Stored entries:
++++++
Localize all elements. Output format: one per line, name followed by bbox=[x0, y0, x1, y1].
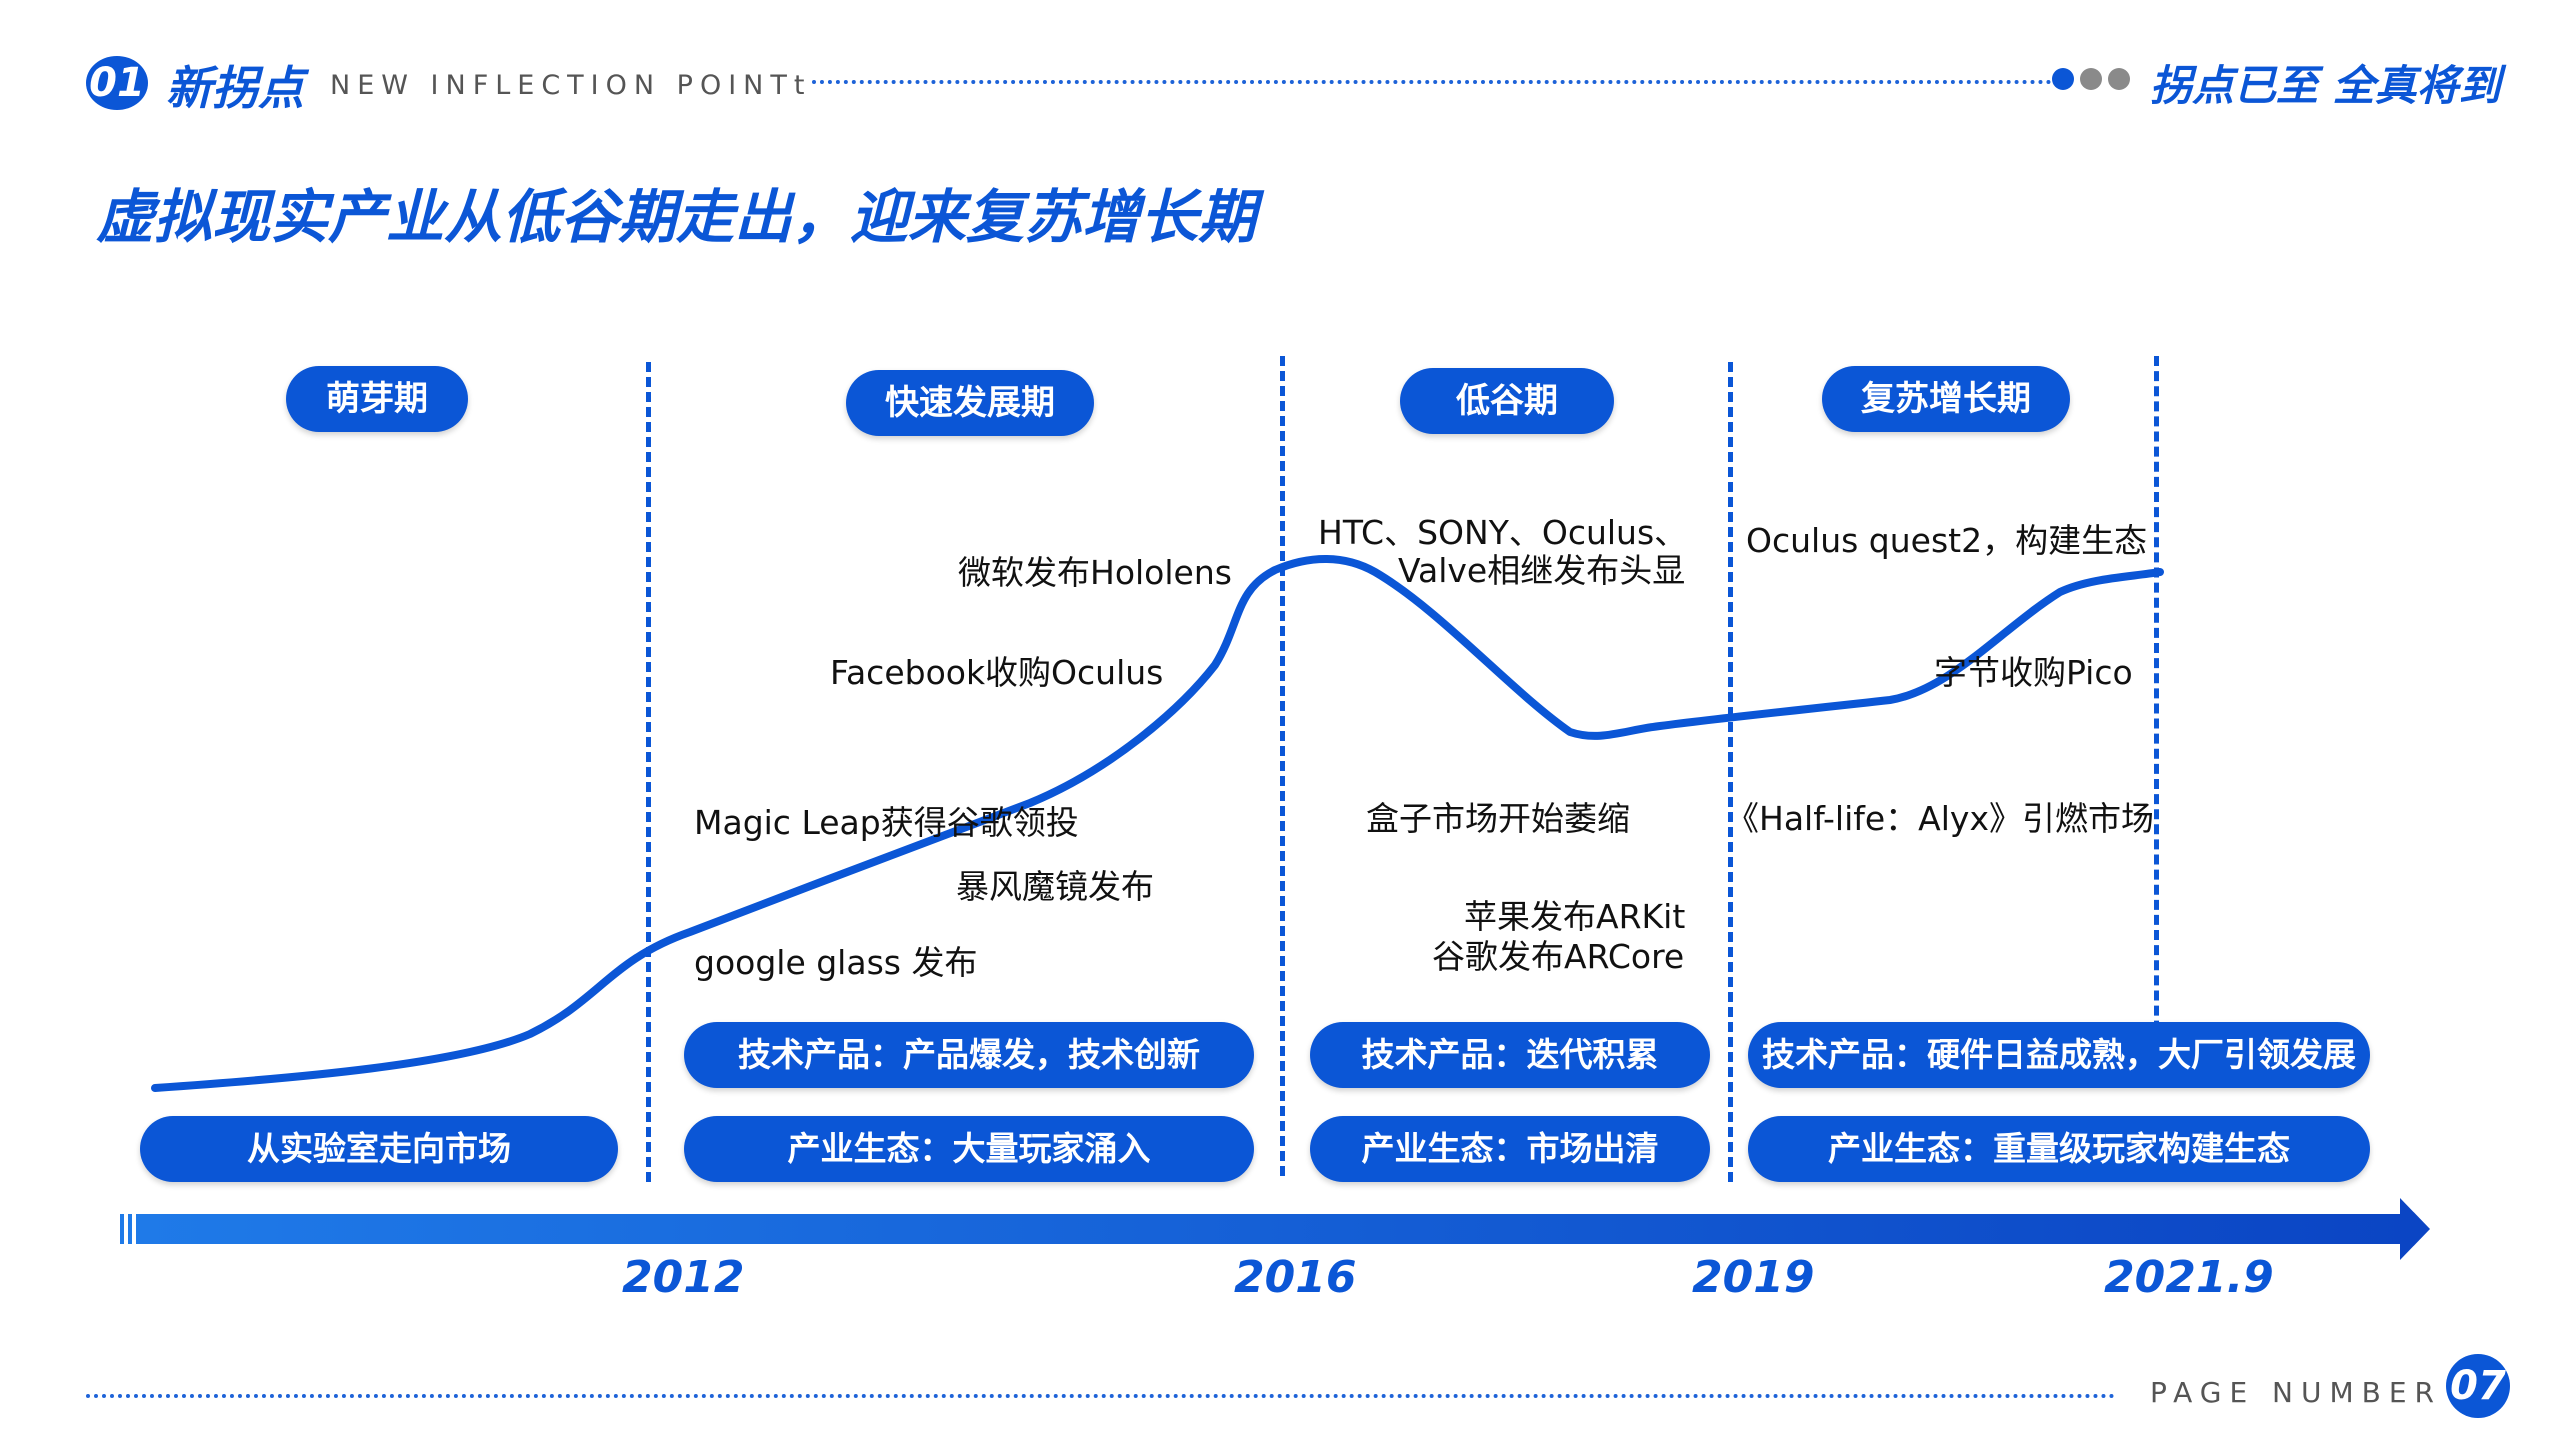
year-2019: 2019 bbox=[1692, 1252, 1815, 1303]
section-title: 新拐点 bbox=[166, 61, 304, 115]
divider-2016 bbox=[1280, 356, 1285, 1176]
event-quest2: Oculus quest2，构建生态 bbox=[1746, 521, 2148, 560]
tech-bar-rapid: 技术产品：产品爆发，技术创新 bbox=[684, 1022, 1254, 1088]
header-tagline: 拐点已至 全真将到 bbox=[2150, 61, 2501, 110]
section-subtitle: NEW INFLECTION POINTt bbox=[330, 70, 812, 101]
event-hololens: 微软发布Hololens bbox=[958, 553, 1232, 592]
dot-gray bbox=[2108, 68, 2130, 90]
event-arcore: 谷歌发布ARCore bbox=[1432, 937, 1685, 976]
footer-dotted-divider bbox=[86, 1394, 2116, 1398]
section-number-badge: 01 bbox=[86, 56, 148, 110]
event-arkit: 苹果发布ARKit bbox=[1464, 897, 1686, 936]
event-box-market: 盒子市场开始萎缩 bbox=[1366, 799, 1630, 838]
header-dotted-divider bbox=[812, 80, 2052, 84]
phase-recovery: 复苏增长期 bbox=[1822, 366, 2070, 432]
growth-curve bbox=[151, 555, 2164, 1092]
dot-gray bbox=[2080, 68, 2102, 90]
divider-2021 bbox=[2154, 356, 2159, 1076]
page-number-badge: 07 bbox=[2446, 1354, 2510, 1418]
event-headsets-line1: HTC、SONY、Oculus、 bbox=[1318, 513, 1688, 552]
header-dots bbox=[2052, 68, 2162, 94]
industry-bar-rapid: 产业生态：大量玩家涌入 bbox=[684, 1116, 1254, 1182]
event-google-glass: google glass 发布 bbox=[694, 943, 978, 982]
divider-2012 bbox=[646, 362, 651, 1182]
event-facebook-oculus: Facebook收购Oculus bbox=[830, 653, 1164, 692]
phase-trough: 低谷期 bbox=[1400, 368, 1614, 434]
year-2016: 2016 bbox=[1234, 1252, 1357, 1303]
timeline-arrow bbox=[120, 1198, 2430, 1260]
phase-sprout: 萌芽期 bbox=[286, 366, 468, 432]
industry-bar-recovery: 产业生态：重量级玩家构建生态 bbox=[1748, 1116, 2370, 1182]
event-magic-leap: Magic Leap获得谷歌领投 bbox=[694, 803, 1079, 842]
page-number-label: PAGE NUMBER bbox=[2150, 1376, 2442, 1409]
event-headsets-line2: Valve相继发布头显 bbox=[1398, 551, 1686, 590]
page-headline: 虚拟现实产业从低谷期走出，迎来复苏增长期 bbox=[96, 183, 1257, 251]
tech-bar-recovery: 技术产品：硬件日益成熟，大厂引领发展 bbox=[1748, 1022, 2370, 1088]
event-pico: 字节收购Pico bbox=[1934, 653, 2133, 692]
industry-bar-trough: 产业生态：市场出清 bbox=[1310, 1116, 1710, 1182]
phase-rapid-growth: 快速发展期 bbox=[846, 370, 1094, 436]
event-baofeng: 暴风魔镜发布 bbox=[956, 867, 1154, 906]
divider-2019 bbox=[1728, 362, 1733, 1182]
tech-bar-trough: 技术产品：迭代积累 bbox=[1310, 1022, 1710, 1088]
industry-bar-sprout: 从实验室走向市场 bbox=[140, 1116, 618, 1182]
dot-blue bbox=[2052, 68, 2074, 90]
year-2021-9: 2021.9 bbox=[2104, 1252, 2274, 1303]
event-half-life: 《Half-life：Alyx》引燃市场 bbox=[1726, 799, 2154, 838]
year-2012: 2012 bbox=[622, 1252, 745, 1303]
++++++
• **TO DO**
Report each line above that contains the string "year". Match case exactly.

• **PROBLEM SOLUTION**
year-2019: 2019 bbox=[1692, 1252, 1815, 1303]
year-2016: 2016 bbox=[1234, 1252, 1357, 1303]
year-2021-9: 2021.9 bbox=[2104, 1252, 2274, 1303]
year-2012: 2012 bbox=[622, 1252, 745, 1303]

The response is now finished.